- _WHAT IS NEEDED_
Among the following entries, count the lines that contain "турнир" and report only the result.

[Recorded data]
══════════════════════════════

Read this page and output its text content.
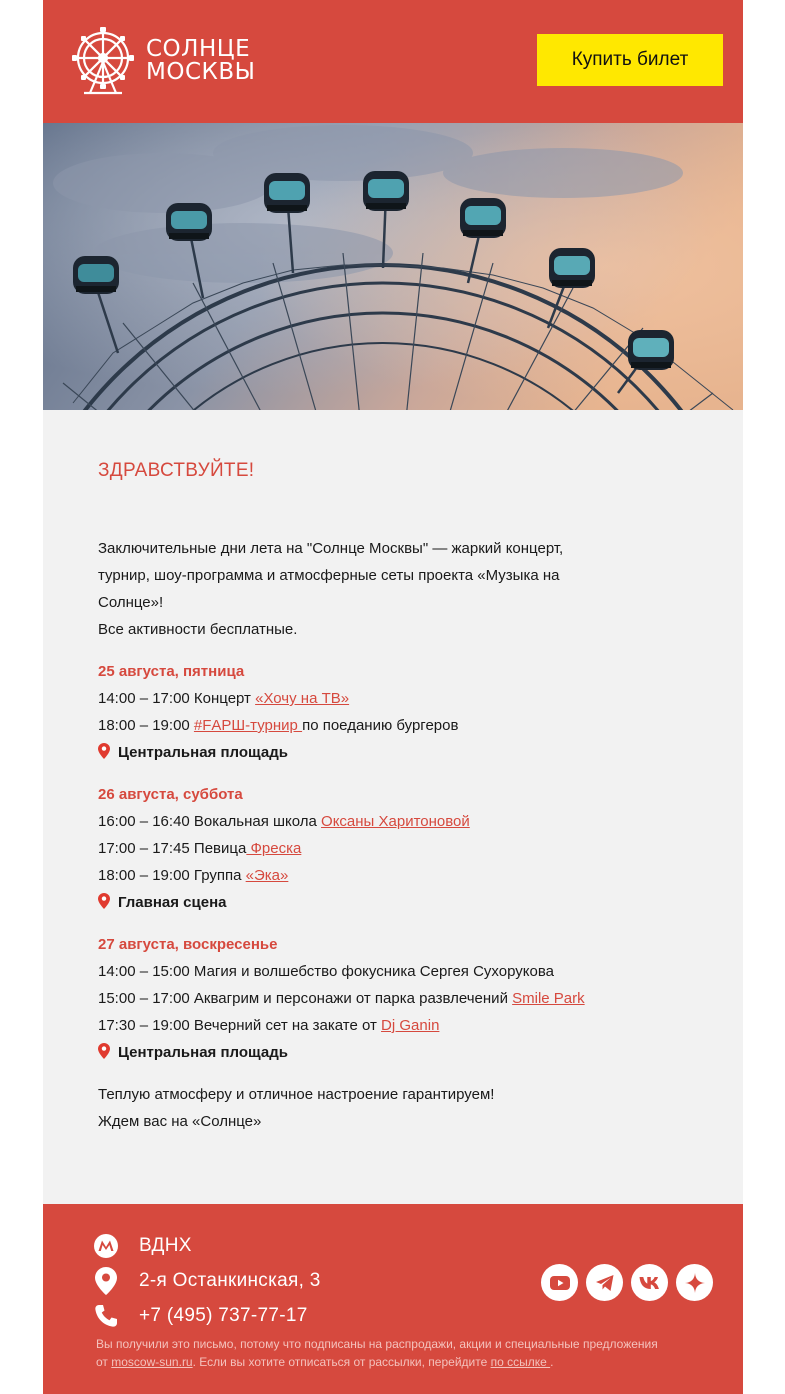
СОЛНЦЕ
МОСКВЫ	Купить билет
ЗДРАВСТВУЙТЕ!

Заключительные дни лета на "Солнце Москвы" — жаркий концерт,

турнир, шоу-программа и атмосферные сеты проекта «Музыка на

Солнце»!

Все активности бесплатные.

25 августа, пятница
14:00 – 17:00 Концерт «Хочу на ТВ»
18:00 – 19:00 #FАРШ-турнир по поеданию бургеров
Центральная площадь
26 августа, суббота
16:00 – 16:40 Вокальная школа Оксаны Харитоновой
17:00 – 17:45 Певица Фреска
18:00 – 19:00 Группа «Эка»
Главная сцена
27 августа, воскресенье
14:00 – 15:00 Магия и волшебство фокусника Сергея Сухорукова
15:00 – 17:00 Аквагрим и персонажи от парка развлечений Smile Park
17:30 – 19:00 Вечерний сет на закате от Dj Ganin
Центральная площадь

Теплую атмосферу и отличное настроение гарантируем!

Ждем вас на «Солнце»

ВДНХ
2-я Останкинская, 3
+7 (495) 737-77-17
Вы получили это письмо, потому что подписаны на распродажи, акции и специальные предложения
от moscow-sun.ru. Если вы хотите отписаться от рассылки, перейдите по ссылке .
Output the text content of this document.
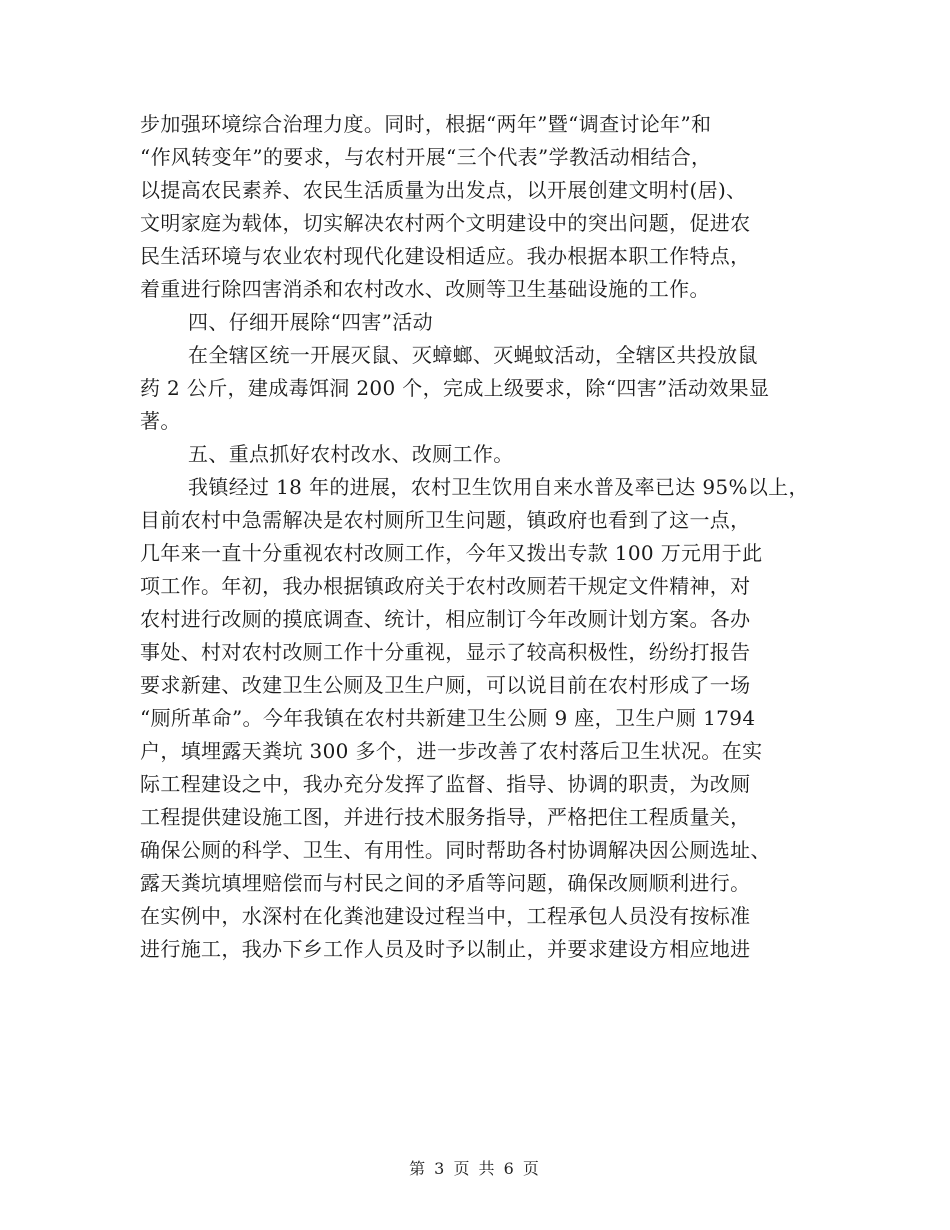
步加强环境综合治理力度。同时，根据“两年”暨“调查讨论年”和
“作风转变年”的要求，与农村开展“三个代表”学教活动相结合，
以提高农民素养、农民生活质量为出发点，以开展创建文明村(居)、
文明家庭为载体，切实解决农村两个文明建设中的突出问题，促进农
民生活环境与农业农村现代化建设相适应。我办根据本职工作特点，
着重进行除四害消杀和农村改水、改厕等卫生基础设施的工作。
四、仔细开展除“四害”活动
在全辖区统一开展灭鼠、灭蟑螂、灭蝇蚊活动，全辖区共投放鼠
药 2 公斤，建成毒饵洞 200 个，完成上级要求，除“四害”活动效果显
著。
五、重点抓好农村改水、改厕工作。
我镇经过 18 年的进展，农村卫生饮用自来水普及率已达 95%以上，
目前农村中急需解决是农村厕所卫生问题，镇政府也看到了这一点，
几年来一直十分重视农村改厕工作，今年又拨出专款 100 万元用于此
项工作。年初，我办根据镇政府关于农村改厕若干规定文件精神，对
农村进行改厕的摸底调查、统计，相应制订今年改厕计划方案。各办
事处、村对农村改厕工作十分重视，显示了较高积极性，纷纷打报告
要求新建、改建卫生公厕及卫生户厕，可以说目前在农村形成了一场
“厕所革命”。今年我镇在农村共新建卫生公厕 9 座，卫生户厕 1794
户，填埋露天粪坑 300 多个，进一步改善了农村落后卫生状况。在实
际工程建设之中，我办充分发挥了监督、指导、协调的职责，为改厕
工程提供建设施工图，并进行技术服务指导，严格把住工程质量关，
确保公厕的科学、卫生、有用性。同时帮助各村协调解决因公厕选址、
露天粪坑填埋赔偿而与村民之间的矛盾等问题，确保改厕顺利进行。
在实例中，水深村在化粪池建设过程当中，工程承包人员没有按标准
进行施工，我办下乡工作人员及时予以制止，并要求建设方相应地进
第 3 页 共 6 页
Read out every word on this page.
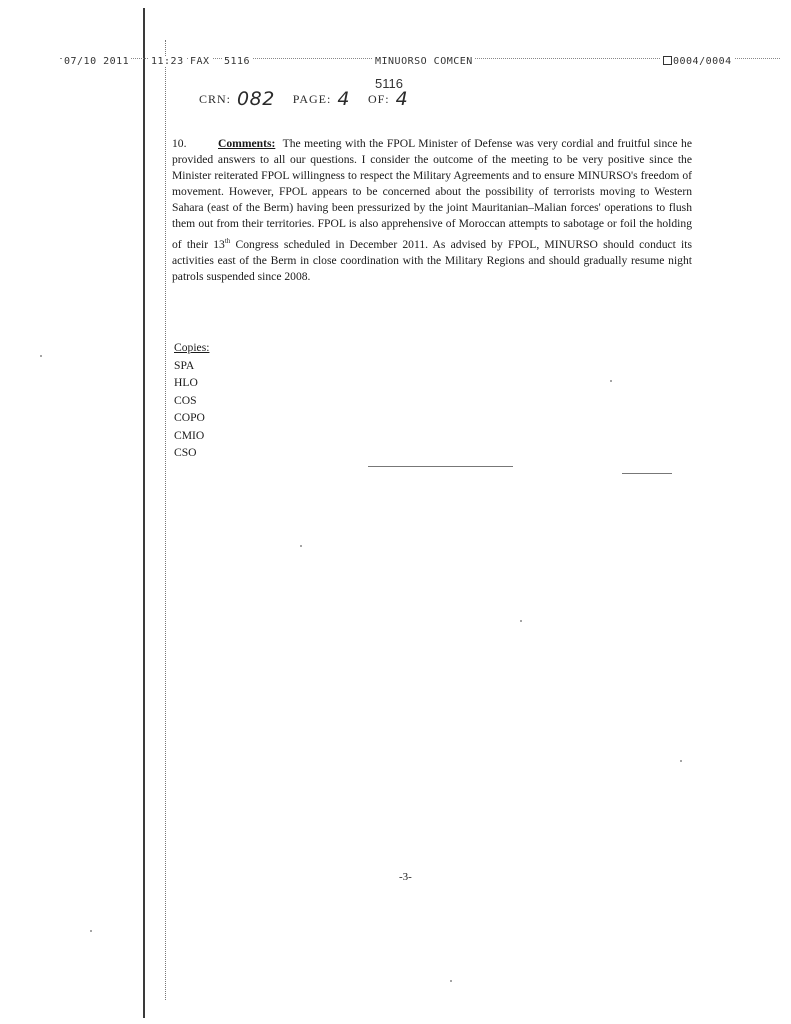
07/10 2011 11:23 FAX 5116	MINUORSO COMCEN	0004/0004
5116
CRN: 082 PAGE: 4 OF: 4
10.	Comments: The meeting with the FPOL Minister of Defense was very cordial and fruitful since he provided answers to all our questions. I consider the outcome of the meeting to be very positive since the Minister reiterated FPOL willingness to respect the Military Agreements and to ensure MINURSO's freedom of movement. However, FPOL appears to be concerned about the possibility of terrorists moving to Western Sahara (east of the Berm) having been pressurized by the joint Mauritanian–Malian forces' operations to flush them out from their territories. FPOL is also apprehensive of Moroccan attempts to sabotage or foil the holding of their 13th Congress scheduled in December 2011. As advised by FPOL, MINURSO should conduct its activities east of the Berm in close coordination with the Military Regions and should gradually resume night patrols suspended since 2008.
Copies:
SPA
HLO
COS
COPO
CMIO
CSO
-3-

══════════════════════════════

- _RESPONSE TO THE TASK_
2